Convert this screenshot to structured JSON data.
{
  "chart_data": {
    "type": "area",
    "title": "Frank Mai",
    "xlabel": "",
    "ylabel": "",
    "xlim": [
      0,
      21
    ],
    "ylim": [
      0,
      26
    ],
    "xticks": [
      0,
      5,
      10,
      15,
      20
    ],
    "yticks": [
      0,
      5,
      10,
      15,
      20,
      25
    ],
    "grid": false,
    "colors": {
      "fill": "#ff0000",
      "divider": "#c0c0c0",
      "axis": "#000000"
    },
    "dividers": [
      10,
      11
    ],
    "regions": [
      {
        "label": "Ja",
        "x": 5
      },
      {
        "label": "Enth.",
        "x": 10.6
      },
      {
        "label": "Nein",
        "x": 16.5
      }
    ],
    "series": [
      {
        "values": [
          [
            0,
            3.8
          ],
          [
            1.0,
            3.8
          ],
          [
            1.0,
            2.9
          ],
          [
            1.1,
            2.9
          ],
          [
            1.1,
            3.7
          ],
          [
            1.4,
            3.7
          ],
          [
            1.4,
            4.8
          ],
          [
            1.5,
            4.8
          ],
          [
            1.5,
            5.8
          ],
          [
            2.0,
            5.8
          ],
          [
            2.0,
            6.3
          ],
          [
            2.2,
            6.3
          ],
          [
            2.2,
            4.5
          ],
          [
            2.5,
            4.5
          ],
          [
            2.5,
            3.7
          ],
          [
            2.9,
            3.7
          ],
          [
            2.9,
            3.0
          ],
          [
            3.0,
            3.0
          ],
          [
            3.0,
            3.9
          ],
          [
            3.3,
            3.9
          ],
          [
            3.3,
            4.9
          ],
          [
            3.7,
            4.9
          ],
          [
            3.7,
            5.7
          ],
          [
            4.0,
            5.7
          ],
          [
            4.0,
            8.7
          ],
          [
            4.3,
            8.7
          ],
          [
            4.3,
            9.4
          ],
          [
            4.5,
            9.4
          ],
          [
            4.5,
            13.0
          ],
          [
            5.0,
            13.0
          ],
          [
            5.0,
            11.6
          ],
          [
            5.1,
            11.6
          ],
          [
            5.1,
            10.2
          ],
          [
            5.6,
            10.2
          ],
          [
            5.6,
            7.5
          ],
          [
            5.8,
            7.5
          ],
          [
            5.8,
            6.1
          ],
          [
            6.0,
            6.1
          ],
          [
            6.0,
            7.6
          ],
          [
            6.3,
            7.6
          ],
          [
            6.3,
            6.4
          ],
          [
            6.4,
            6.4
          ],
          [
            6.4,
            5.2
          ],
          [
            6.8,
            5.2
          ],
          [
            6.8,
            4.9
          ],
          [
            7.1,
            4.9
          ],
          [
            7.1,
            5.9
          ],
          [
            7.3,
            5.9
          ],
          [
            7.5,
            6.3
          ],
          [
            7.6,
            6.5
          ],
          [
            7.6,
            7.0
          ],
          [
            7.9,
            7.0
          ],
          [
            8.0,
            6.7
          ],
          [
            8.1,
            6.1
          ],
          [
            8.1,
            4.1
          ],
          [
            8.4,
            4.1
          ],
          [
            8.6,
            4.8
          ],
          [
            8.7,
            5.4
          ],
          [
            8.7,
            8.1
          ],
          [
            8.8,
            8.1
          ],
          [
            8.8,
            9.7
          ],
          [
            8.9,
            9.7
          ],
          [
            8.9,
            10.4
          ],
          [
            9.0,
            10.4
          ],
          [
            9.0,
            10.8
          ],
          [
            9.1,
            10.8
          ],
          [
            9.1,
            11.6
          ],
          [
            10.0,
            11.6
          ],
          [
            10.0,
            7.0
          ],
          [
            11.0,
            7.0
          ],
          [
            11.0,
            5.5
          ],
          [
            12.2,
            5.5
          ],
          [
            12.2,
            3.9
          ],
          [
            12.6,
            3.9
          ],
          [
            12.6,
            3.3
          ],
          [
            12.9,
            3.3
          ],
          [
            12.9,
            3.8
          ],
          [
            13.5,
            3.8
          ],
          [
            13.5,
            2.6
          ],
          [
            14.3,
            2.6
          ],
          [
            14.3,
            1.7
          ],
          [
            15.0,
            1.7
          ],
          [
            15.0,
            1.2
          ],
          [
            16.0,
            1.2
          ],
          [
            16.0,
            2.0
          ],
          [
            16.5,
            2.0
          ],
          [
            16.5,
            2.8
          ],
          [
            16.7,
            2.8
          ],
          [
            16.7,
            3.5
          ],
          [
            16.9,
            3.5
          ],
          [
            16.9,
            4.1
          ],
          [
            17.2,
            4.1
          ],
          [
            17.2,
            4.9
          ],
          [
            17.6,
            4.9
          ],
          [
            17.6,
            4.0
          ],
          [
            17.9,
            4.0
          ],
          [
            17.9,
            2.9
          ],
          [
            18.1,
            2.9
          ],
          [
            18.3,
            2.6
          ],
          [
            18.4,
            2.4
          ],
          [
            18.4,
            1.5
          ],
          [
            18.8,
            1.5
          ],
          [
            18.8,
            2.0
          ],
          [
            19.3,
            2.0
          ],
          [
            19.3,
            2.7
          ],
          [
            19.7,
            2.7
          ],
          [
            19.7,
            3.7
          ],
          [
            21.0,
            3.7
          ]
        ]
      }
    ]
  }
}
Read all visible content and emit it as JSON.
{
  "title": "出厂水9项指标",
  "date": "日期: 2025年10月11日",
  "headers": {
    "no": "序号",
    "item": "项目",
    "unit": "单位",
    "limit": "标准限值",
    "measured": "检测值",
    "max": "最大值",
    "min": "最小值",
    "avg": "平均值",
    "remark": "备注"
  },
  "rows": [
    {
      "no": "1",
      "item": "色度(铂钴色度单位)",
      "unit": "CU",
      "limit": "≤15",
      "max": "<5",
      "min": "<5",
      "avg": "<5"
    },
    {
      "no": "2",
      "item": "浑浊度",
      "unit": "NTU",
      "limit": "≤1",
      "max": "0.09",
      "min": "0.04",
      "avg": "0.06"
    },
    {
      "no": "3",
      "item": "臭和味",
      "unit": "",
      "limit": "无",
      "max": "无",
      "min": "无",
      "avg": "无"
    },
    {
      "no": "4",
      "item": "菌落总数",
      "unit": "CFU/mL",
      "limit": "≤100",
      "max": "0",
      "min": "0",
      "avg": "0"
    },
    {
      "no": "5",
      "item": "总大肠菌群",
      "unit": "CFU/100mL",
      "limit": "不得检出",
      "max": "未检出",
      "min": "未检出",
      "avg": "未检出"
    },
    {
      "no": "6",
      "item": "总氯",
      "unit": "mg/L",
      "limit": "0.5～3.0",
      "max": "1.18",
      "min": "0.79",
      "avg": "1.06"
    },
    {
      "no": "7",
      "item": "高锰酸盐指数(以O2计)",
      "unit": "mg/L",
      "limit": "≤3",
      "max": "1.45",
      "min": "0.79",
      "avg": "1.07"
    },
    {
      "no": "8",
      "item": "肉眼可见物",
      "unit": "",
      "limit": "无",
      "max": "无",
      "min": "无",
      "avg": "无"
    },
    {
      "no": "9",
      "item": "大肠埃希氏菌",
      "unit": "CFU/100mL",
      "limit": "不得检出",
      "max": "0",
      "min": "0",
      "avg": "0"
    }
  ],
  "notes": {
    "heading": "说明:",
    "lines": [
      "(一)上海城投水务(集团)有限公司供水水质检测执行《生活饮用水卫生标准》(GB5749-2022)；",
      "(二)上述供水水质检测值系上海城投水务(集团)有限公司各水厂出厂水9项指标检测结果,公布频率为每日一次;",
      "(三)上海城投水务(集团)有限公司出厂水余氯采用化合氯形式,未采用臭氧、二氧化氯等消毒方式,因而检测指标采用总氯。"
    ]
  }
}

WHAT THIS TASK INVOLVES:
Check every line of the entries above for the word "unit" and report how many lines contain it, giving the number only.

EXERCISE SOLUTION:
10